(Data records begins)

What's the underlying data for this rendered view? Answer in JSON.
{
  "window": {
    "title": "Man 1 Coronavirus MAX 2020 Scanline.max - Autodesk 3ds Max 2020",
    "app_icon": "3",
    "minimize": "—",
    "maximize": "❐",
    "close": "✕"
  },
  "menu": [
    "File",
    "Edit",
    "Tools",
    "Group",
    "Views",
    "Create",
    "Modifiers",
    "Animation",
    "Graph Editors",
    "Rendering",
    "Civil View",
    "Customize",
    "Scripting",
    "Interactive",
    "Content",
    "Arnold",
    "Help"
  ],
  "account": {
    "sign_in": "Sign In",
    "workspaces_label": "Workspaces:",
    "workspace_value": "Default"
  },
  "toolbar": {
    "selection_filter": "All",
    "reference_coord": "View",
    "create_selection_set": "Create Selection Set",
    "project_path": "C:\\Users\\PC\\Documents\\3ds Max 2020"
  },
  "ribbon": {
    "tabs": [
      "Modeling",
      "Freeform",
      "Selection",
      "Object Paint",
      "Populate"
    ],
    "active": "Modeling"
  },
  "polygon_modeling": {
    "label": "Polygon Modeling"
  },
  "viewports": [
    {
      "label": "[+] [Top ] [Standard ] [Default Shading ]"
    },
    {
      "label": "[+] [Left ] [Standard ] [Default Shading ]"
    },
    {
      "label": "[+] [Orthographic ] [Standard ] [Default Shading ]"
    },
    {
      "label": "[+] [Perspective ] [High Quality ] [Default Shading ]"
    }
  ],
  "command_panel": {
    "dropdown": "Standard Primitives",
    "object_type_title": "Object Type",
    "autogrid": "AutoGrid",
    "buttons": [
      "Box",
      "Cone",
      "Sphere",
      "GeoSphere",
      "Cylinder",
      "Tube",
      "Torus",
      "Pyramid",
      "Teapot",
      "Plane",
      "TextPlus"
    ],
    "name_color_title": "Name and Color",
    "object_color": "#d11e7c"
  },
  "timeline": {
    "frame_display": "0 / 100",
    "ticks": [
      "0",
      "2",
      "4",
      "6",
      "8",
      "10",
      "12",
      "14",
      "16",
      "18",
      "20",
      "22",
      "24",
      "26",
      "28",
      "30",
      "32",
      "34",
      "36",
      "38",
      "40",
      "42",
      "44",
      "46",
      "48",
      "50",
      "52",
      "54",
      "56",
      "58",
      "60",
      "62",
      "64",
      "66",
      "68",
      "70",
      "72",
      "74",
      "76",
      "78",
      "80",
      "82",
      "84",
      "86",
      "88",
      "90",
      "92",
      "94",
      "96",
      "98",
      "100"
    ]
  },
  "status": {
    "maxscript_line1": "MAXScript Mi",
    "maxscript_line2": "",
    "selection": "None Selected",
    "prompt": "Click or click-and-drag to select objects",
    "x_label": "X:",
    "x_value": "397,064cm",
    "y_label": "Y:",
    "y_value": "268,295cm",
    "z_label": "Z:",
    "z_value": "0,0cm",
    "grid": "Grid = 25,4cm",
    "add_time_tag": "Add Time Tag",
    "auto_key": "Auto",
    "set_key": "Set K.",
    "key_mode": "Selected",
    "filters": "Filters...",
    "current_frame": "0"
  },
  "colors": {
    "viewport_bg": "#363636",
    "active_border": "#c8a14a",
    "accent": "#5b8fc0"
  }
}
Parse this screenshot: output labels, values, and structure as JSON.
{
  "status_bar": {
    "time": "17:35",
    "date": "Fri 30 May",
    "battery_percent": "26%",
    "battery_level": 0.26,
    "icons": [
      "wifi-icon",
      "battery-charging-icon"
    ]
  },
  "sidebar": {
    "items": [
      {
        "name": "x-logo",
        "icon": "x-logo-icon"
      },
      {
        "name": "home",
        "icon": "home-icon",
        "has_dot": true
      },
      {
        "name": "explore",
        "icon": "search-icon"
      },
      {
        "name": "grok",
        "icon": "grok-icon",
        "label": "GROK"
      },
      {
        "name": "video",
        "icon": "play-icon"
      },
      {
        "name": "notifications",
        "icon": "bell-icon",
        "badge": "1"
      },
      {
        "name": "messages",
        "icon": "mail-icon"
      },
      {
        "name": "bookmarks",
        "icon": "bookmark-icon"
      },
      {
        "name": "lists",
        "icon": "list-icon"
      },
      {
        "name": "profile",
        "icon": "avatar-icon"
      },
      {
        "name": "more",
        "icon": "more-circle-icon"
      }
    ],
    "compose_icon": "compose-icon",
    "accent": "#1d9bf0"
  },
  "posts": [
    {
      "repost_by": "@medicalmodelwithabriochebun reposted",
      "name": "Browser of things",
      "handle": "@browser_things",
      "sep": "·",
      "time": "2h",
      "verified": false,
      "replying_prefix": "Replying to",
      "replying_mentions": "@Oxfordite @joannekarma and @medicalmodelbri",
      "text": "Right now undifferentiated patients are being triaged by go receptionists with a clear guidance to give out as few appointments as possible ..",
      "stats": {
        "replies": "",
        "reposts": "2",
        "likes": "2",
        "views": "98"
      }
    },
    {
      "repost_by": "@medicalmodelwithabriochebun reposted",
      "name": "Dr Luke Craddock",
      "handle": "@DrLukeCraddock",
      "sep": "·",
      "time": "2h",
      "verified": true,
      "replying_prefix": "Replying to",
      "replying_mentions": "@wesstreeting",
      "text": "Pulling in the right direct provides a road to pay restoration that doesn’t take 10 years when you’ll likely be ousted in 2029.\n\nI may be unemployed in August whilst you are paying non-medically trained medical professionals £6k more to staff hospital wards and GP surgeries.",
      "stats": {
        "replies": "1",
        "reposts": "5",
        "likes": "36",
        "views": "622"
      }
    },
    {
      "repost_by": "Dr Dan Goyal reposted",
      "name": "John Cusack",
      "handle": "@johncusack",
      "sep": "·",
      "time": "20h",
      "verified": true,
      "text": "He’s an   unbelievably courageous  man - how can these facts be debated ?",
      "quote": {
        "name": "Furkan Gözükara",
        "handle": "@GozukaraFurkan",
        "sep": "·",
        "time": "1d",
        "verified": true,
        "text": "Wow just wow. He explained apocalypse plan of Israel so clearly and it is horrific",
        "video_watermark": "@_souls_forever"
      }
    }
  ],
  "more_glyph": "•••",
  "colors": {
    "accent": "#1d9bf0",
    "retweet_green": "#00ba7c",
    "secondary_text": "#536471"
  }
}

(Data records ends)

## What the exercise asks:
Using the entries above, work out how many lines include the word "true", and give only that count.

## Output for this exercise:
4